# What you are asked to do
Pictures aside, write out every record exactly as it appears.

(Stored dataset items)

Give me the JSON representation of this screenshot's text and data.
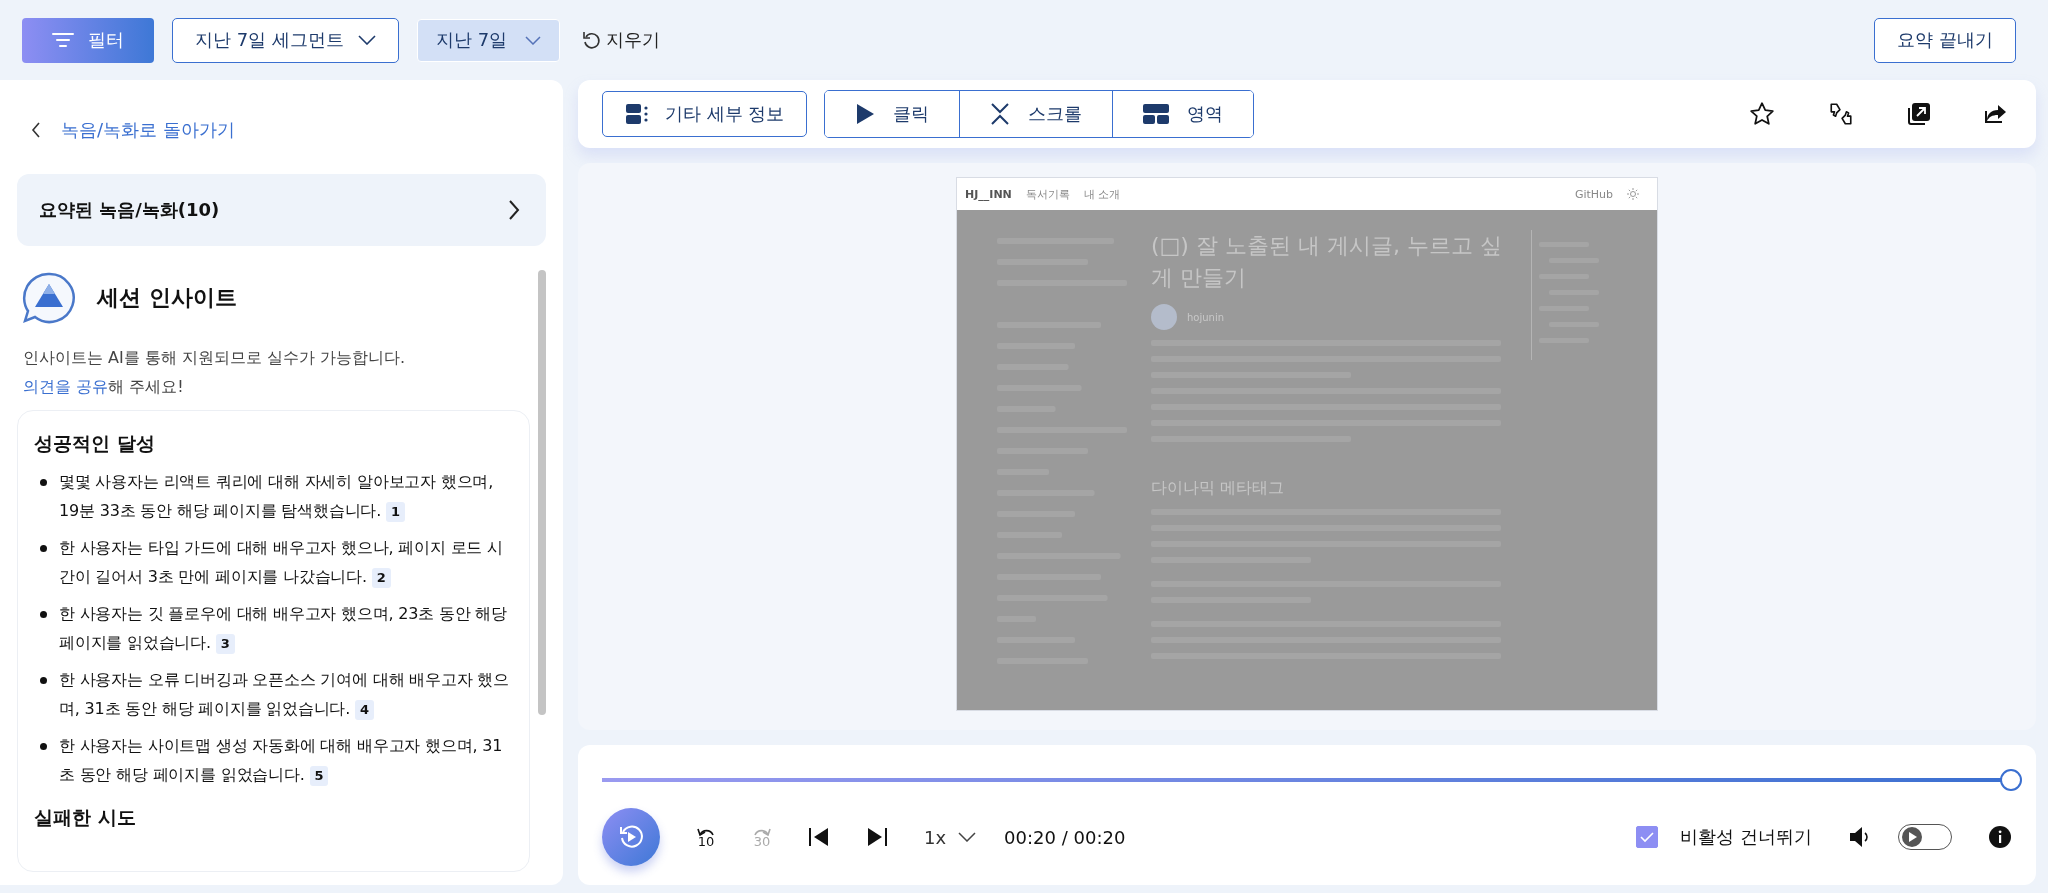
{
  "toolbar": {
    "filter_button": "필터",
    "segment_dropdown": "지난 7일 세그먼트",
    "date_dropdown": "지난 7일",
    "clear_button": "지우기",
    "end_summary_button": "요약 끝내기"
  },
  "sidebar": {
    "back_link": "녹음/녹화로 돌아가기",
    "summary_card": "요약된 녹음/녹화(10)",
    "insight": {
      "title": "세션 인사이트",
      "disclaimer": "인사이트는 AI를 통해 지원되므로 실수가 가능합니다.",
      "feedback_link": "의견을 공유",
      "feedback_suffix": "해 주세요!",
      "sections": [
        {
          "heading": "성공적인 달성",
          "items": [
            {
              "text": "몇몇 사용자는 리액트 쿼리에 대해 자세히 알아보고자 했으며, 19분 33초 동안 해당 페이지를 탐색했습니다.",
              "ref": "1"
            },
            {
              "text": "한 사용자는 타입 가드에 대해 배우고자 했으나, 페이지 로드 시간이 길어서 3초 만에 페이지를 나갔습니다.",
              "ref": "2"
            },
            {
              "text": "한 사용자는 깃 플로우에 대해 배우고자 했으며, 23초 동안 해당 페이지를 읽었습니다.",
              "ref": "3"
            },
            {
              "text": "한 사용자는 오류 디버깅과 오픈소스 기여에 대해 배우고자 했으며, 31초 동안 해당 페이지를 읽었습니다.",
              "ref": "4"
            },
            {
              "text": "한 사용자는 사이트맵 생성 자동화에 대해 배우고자 했으며, 31초 동안 해당 페이지를 읽었습니다.",
              "ref": "5"
            }
          ]
        },
        {
          "heading": "실패한 시도"
        }
      ]
    }
  },
  "viewer_tabs": {
    "details_button": "기타 세부 정보",
    "modes": [
      {
        "kind": "click",
        "label": "클릭"
      },
      {
        "kind": "scroll",
        "label": "스크롤"
      },
      {
        "kind": "area",
        "label": "영역"
      }
    ]
  },
  "replay": {
    "site_header": {
      "logo": "HJ__INN",
      "nav": [
        "독서기록",
        "내 소개"
      ],
      "github": "GitHub"
    },
    "post_title": "(□) 잘 노출된 내 게시글, 누르고 싶게 만들기",
    "author": "hojunin",
    "section_heading": "다이나믹 메타태그"
  },
  "player": {
    "progress": {
      "level": 1.0
    },
    "rewind": {
      "label": "10",
      "disabled": false
    },
    "forward": {
      "label": "30",
      "disabled": true
    },
    "speed": "1x",
    "time": "00:20 / 00:20",
    "skip_inactivity": {
      "label": "비활성 건너뛰기",
      "checked": true
    },
    "autoplay": {
      "on": false
    }
  }
}
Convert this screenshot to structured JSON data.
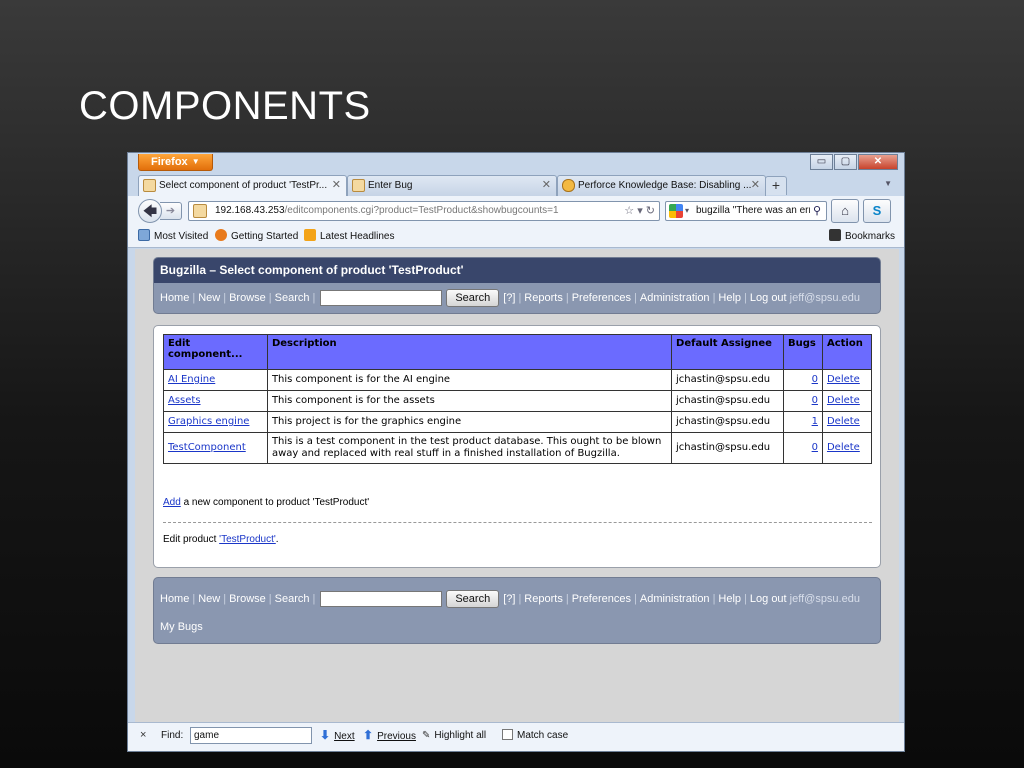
{
  "slide": {
    "title": "COMPONENTS"
  },
  "browser": {
    "menu_button": "Firefox",
    "window_controls": {
      "minimize": "▭",
      "maximize": "▢",
      "close": "✕"
    },
    "tabs": [
      {
        "label": "Select component of product 'TestPr...",
        "close": "✕"
      },
      {
        "label": "Enter Bug",
        "close": "✕"
      },
      {
        "label": "Perforce Knowledge Base: Disabling ...",
        "close": "✕"
      }
    ],
    "new_tab": "+",
    "url": {
      "host": "192.168.43.253",
      "path": "/editcomponents.cgi?product=TestProduct&showbugcounts=1"
    },
    "search_value": "bugzilla \"There was an err",
    "bookmarks": {
      "most_visited": "Most Visited",
      "getting_started": "Getting Started",
      "latest_headlines": "Latest Headlines",
      "bookmarks": "Bookmarks"
    }
  },
  "bugzilla": {
    "page_title": "Bugzilla – Select component of product 'TestProduct'",
    "nav": {
      "home": "Home",
      "new": "New",
      "browse": "Browse",
      "search": "Search",
      "search_button": "Search",
      "help_link": "[?]",
      "reports": "Reports",
      "preferences": "Preferences",
      "administration": "Administration",
      "help": "Help",
      "logout": "Log out",
      "user": "jeff@spsu.edu"
    },
    "table": {
      "headers": [
        "Edit component...",
        "Description",
        "Default Assignee",
        "Bugs",
        "Action"
      ],
      "rows": [
        {
          "name": "AI Engine",
          "description": "This component is for the AI engine",
          "assignee": "jchastin@spsu.edu",
          "bugs": "0",
          "action": "Delete"
        },
        {
          "name": "Assets",
          "description": "This component is for the assets",
          "assignee": "jchastin@spsu.edu",
          "bugs": "0",
          "action": "Delete"
        },
        {
          "name": "Graphics engine",
          "description": "This project is for the graphics engine",
          "assignee": "jchastin@spsu.edu",
          "bugs": "1",
          "action": "Delete"
        },
        {
          "name": "TestComponent",
          "description": "This is a test component in the test product database. This ought to be blown away and replaced with real stuff in a finished installation of Bugzilla.",
          "assignee": "jchastin@spsu.edu",
          "bugs": "0",
          "action": "Delete"
        }
      ]
    },
    "add_link": "Add",
    "add_text": " a new component to product 'TestProduct'",
    "edit_prefix": "Edit product ",
    "edit_link": "'TestProduct'",
    "edit_suffix": ".",
    "my_bugs": "My Bugs"
  },
  "findbar": {
    "close": "×",
    "label": "Find:",
    "value": "game",
    "next": "Next",
    "previous": "Previous",
    "highlight_all": "Highlight all",
    "match_case": "Match case"
  }
}
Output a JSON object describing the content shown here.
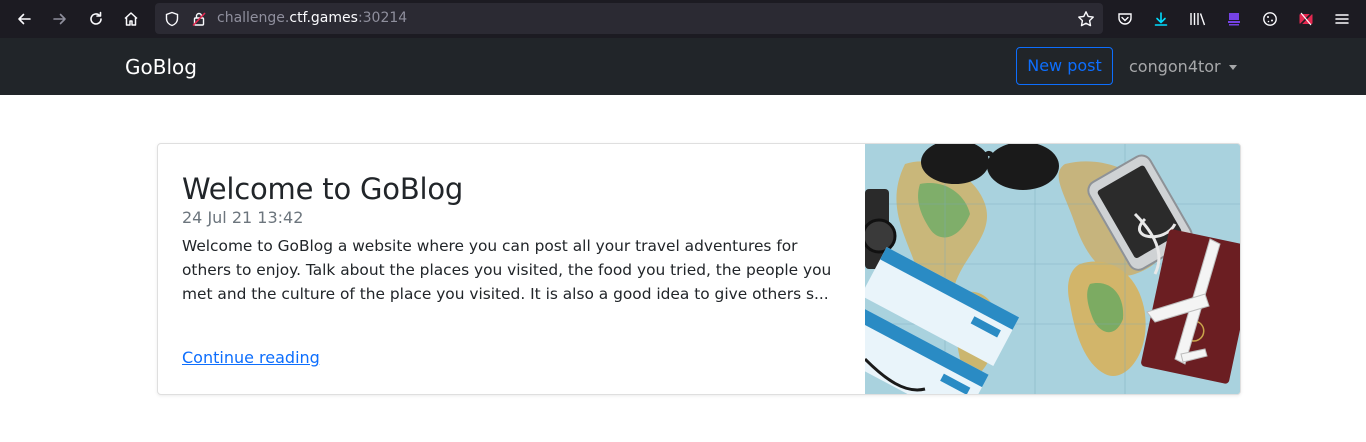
{
  "browser": {
    "url_prefix": "challenge.",
    "url_host": "ctf.games",
    "url_suffix": ":30214",
    "icons": [
      "back-icon",
      "forward-icon",
      "reload-icon",
      "home-icon",
      "shield-icon",
      "lock-icon",
      "star-icon",
      "pocket-icon",
      "download-icon",
      "library-icon",
      "extension-icon",
      "cookie-icon",
      "blocked-icon",
      "menu-icon"
    ]
  },
  "navbar": {
    "brand": "GoBlog",
    "new_post_label": "New post",
    "username": "congon4tor"
  },
  "post": {
    "title": "Welcome to GoBlog",
    "date": "24 Jul 21 13:42",
    "excerpt": "Welcome to GoBlog a website where you can post all your travel adventures for others to enjoy. Talk about the places you visited, the food you tried, the people you met and the culture of the place you visited. It is also a good idea to give others s...",
    "continue_label": "Continue reading"
  },
  "colors": {
    "browser_bg": "#1c1b22",
    "urlbar_bg": "#2b2a33",
    "navbar_bg": "#212529",
    "accent": "#0d6efd"
  }
}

# Exercise solution
Give me the JSON representation of this screenshot's text and data.
{
  "toolbar": {
    "filter_button": "필터",
    "segment_dropdown": "지난 7일 세그먼트",
    "date_dropdown": "지난 7일",
    "clear_button": "지우기",
    "end_summary_button": "요약 끝내기"
  },
  "sidebar": {
    "back_link": "녹음/녹화로 돌아가기",
    "summary_card": "요약된 녹음/녹화(10)",
    "insight": {
      "title": "세션 인사이트",
      "disclaimer": "인사이트는 AI를 통해 지원되므로 실수가 가능합니다.",
      "feedback_link": "의견을 공유",
      "feedback_suffix": "해 주세요!",
      "sections": [
        {
          "heading": "성공적인 달성",
          "items": [
            {
              "text": "몇몇 사용자는 리액트 쿼리에 대해 자세히 알아보고자 했으며, 19분 33초 동안 해당 페이지를 탐색했습니다.",
              "ref": "1"
            },
            {
              "text": "한 사용자는 타입 가드에 대해 배우고자 했으나, 페이지 로드 시간이 길어서 3초 만에 페이지를 나갔습니다.",
              "ref": "2"
            },
            {
              "text": "한 사용자는 깃 플로우에 대해 배우고자 했으며, 23초 동안 해당 페이지를 읽었습니다.",
              "ref": "3"
            },
            {
              "text": "한 사용자는 오류 디버깅과 오픈소스 기여에 대해 배우고자 했으며, 31초 동안 해당 페이지를 읽었습니다.",
              "ref": "4"
            },
            {
              "text": "한 사용자는 사이트맵 생성 자동화에 대해 배우고자 했으며, 31초 동안 해당 페이지를 읽었습니다.",
              "ref": "5"
            }
          ]
        },
        {
          "heading": "실패한 시도"
        }
      ]
    }
  },
  "viewer_tabs": {
    "details_button": "기타 세부 정보",
    "modes": [
      {
        "kind": "click",
        "label": "클릭"
      },
      {
        "kind": "scroll",
        "label": "스크롤"
      },
      {
        "kind": "area",
        "label": "영역"
      }
    ]
  },
  "replay": {
    "site_header": {
      "logo": "HJ__INN",
      "nav": [
        "독서기록",
        "내 소개"
      ],
      "github": "GitHub"
    },
    "post_title": "(□) 잘 노출된 내 게시글, 누르고 싶게 만들기",
    "author": "hojunin",
    "section_heading": "다이나믹 메타태그"
  },
  "player": {
    "progress": {
      "level": 1.0
    },
    "rewind": {
      "label": "10",
      "disabled": false
    },
    "forward": {
      "label": "30",
      "disabled": true
    },
    "speed": "1x",
    "time": "00:20 / 00:20",
    "skip_inactivity": {
      "label": "비활성 건너뛰기",
      "checked": true
    },
    "autoplay": {
      "on": false
    }
  }
}
Convert this screenshot to structured JSON data.
{
  "slide": {
    "title": "COMPONENTS"
  },
  "browser": {
    "menu_button": "Firefox",
    "window_controls": {
      "minimize": "▭",
      "maximize": "▢",
      "close": "✕"
    },
    "tabs": [
      {
        "label": "Select component of product 'TestPr...",
        "close": "✕"
      },
      {
        "label": "Enter Bug",
        "close": "✕"
      },
      {
        "label": "Perforce Knowledge Base: Disabling ...",
        "close": "✕"
      }
    ],
    "new_tab": "+",
    "url": {
      "host": "192.168.43.253",
      "path": "/editcomponents.cgi?product=TestProduct&showbugcounts=1"
    },
    "search_value": "bugzilla \"There was an err",
    "bookmarks": {
      "most_visited": "Most Visited",
      "getting_started": "Getting Started",
      "latest_headlines": "Latest Headlines",
      "bookmarks": "Bookmarks"
    }
  },
  "bugzilla": {
    "page_title": "Bugzilla – Select component of product 'TestProduct'",
    "nav": {
      "home": "Home",
      "new": "New",
      "browse": "Browse",
      "search": "Search",
      "search_button": "Search",
      "help_link": "[?]",
      "reports": "Reports",
      "preferences": "Preferences",
      "administration": "Administration",
      "help": "Help",
      "logout": "Log out",
      "user": "jeff@spsu.edu"
    },
    "table": {
      "headers": [
        "Edit component...",
        "Description",
        "Default Assignee",
        "Bugs",
        "Action"
      ],
      "rows": [
        {
          "name": "AI Engine",
          "description": "This component is for the AI engine",
          "assignee": "jchastin@spsu.edu",
          "bugs": "0",
          "action": "Delete"
        },
        {
          "name": "Assets",
          "description": "This component is for the assets",
          "assignee": "jchastin@spsu.edu",
          "bugs": "0",
          "action": "Delete"
        },
        {
          "name": "Graphics engine",
          "description": "This project is for the graphics engine",
          "assignee": "jchastin@spsu.edu",
          "bugs": "1",
          "action": "Delete"
        },
        {
          "name": "TestComponent",
          "description": "This is a test component in the test product database. This ought to be blown away and replaced with real stuff in a finished installation of Bugzilla.",
          "assignee": "jchastin@spsu.edu",
          "bugs": "0",
          "action": "Delete"
        }
      ]
    },
    "add_link": "Add",
    "add_text": " a new component to product 'TestProduct'",
    "edit_prefix": "Edit product ",
    "edit_link": "'TestProduct'",
    "edit_suffix": ".",
    "my_bugs": "My Bugs"
  },
  "findbar": {
    "close": "×",
    "label": "Find:",
    "value": "game",
    "next": "Next",
    "previous": "Previous",
    "highlight_all": "Highlight all",
    "match_case": "Match case"
  }
}
Output a JSON object describing the content shown here.
{
  "browser": {
    "url_prefix": "challenge.",
    "url_host": "ctf.games",
    "url_suffix": ":30214",
    "icons": [
      "back-icon",
      "forward-icon",
      "reload-icon",
      "home-icon",
      "shield-icon",
      "lock-icon",
      "star-icon",
      "pocket-icon",
      "download-icon",
      "library-icon",
      "extension-icon",
      "cookie-icon",
      "blocked-icon",
      "menu-icon"
    ]
  },
  "navbar": {
    "brand": "GoBlog",
    "new_post_label": "New post",
    "username": "congon4tor"
  },
  "post": {
    "title": "Welcome to GoBlog",
    "date": "24 Jul 21 13:42",
    "excerpt": "Welcome to GoBlog a website where you can post all your travel adventures for others to enjoy. Talk about the places you visited, the food you tried, the people you met and the culture of the place you visited. It is also a good idea to give others s...",
    "continue_label": "Continue reading"
  },
  "colors": {
    "browser_bg": "#1c1b22",
    "urlbar_bg": "#2b2a33",
    "navbar_bg": "#212529",
    "accent": "#0d6efd"
  }
}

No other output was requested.